Zu lösende Aufgaben
**a.** Wie viele gewählte Mitglieder hat laut dem Artikel über die Kirchenvorstandswahl jeder der drei Mülheimer Kirchenvorstände?
**b.** Schreiben Sie aus dem Artikel über die Kirchenvorstandswahl alles von „Jeder der drei“ bis hinunter zu „ein Grundstück verpachtet?“ wortgetreu ab.

___ Quelle

Samstag, 7. November 2015

Ehrenamt rund ums Gotteshaus: Katholiken wählen ihren Kirchenvorstände

Kirchenvorstände hoffen auf eine
höhere Wahlbeteiligung als
beim letzten Mal

Am kommenden Wochenende sind 40.000 der 52.000 Mülheimer Katholiken in den Pfarrgemeinden St. Barbara, St. Marä Himmelfahrt und St. Mariae Geburt zur Kirchenvorstandswahl aufgerufen. Bei der letzten Wahl schwankte die Wahlbeteiligung zwischen 5 und 7 Prozent.

Jeder der drei Mülheimer Kirchenvorstände hat 16 gewählte Mitglieder. Hinzu kommt der Gemeindepfarrer, der qua Amt Vorsitzender des Kirchenvorstandes ist. Im Interesse einer größtmöglichen Kontinuität werden bei jeder Wahl immer nur die Hälfte der Kirchenvorstandsmitglieder gewählt. Wählen dürfen alle Katholiken ab 18.

Der Kirchenvorstand, der sich mindestens einmal monatlich, bei Bedarf auch öfter trifft, entscheidet über alle rechtlichen, finanziellen und personellen Angelegenheiten der Pfarrgemeinde. Auch wenn es um Restaurierungs- Grundstücks- und Immobilienfragen geht, sind die Kirchenvorstände gefragt. Muss das Kirchendach repariert werden? Soll ein neuer Kirchenmusiker angestellt werden? Muss eine kirchliche Immobilie vermietet oder verkauft werden? Wird ein Grundstück verpachtet?

______
___ Angezeigte Daten

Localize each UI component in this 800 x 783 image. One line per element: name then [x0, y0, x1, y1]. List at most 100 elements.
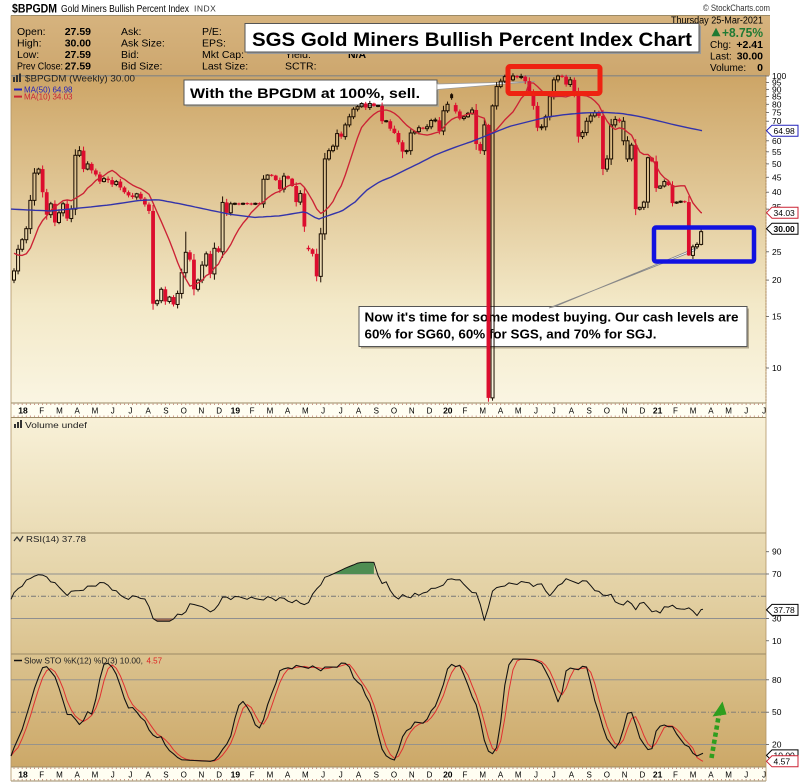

______

Lösungen der Aufgaben
**a.** Jeder der drei Kirchenvorstände hat 16 gewählte Mitglieder.

**b.**
Jeder der drei Mülheimer Kirchenvorstände hat 16 gewählte Mitglieder. Hinzu kommt der Gemeindepfarrer, der qua Amt Vorsitzender des Kirchenvorstandes ist. Im Interesse einer größtmöglichen Kontinuität werden bei jeder Wahl immer nur die Hälfte der Kirchenvorstandsmitglieder gewählt. Wählen dürfen alle Katholiken ab 18.

Der Kirchenvorstand, der sich mindestens einmal monatlich, bei Bedarf auch öfter trifft, entscheidet über alle rechtlichen, finanziellen und personellen Angelegenheiten der Pfarrgemeinde. Auch wenn es um Restaurierungs- Grundstücks- und Immobilienfragen geht, sind die Kirchenvorstände gefragt. Muss das Kirchendach repariert werden? Soll ein neuer Kirchenmusiker angestellt werden? Muss eine kirchliche Immobilie vermietet oder verkauft werden? Wird ein Grundstück verpachtet?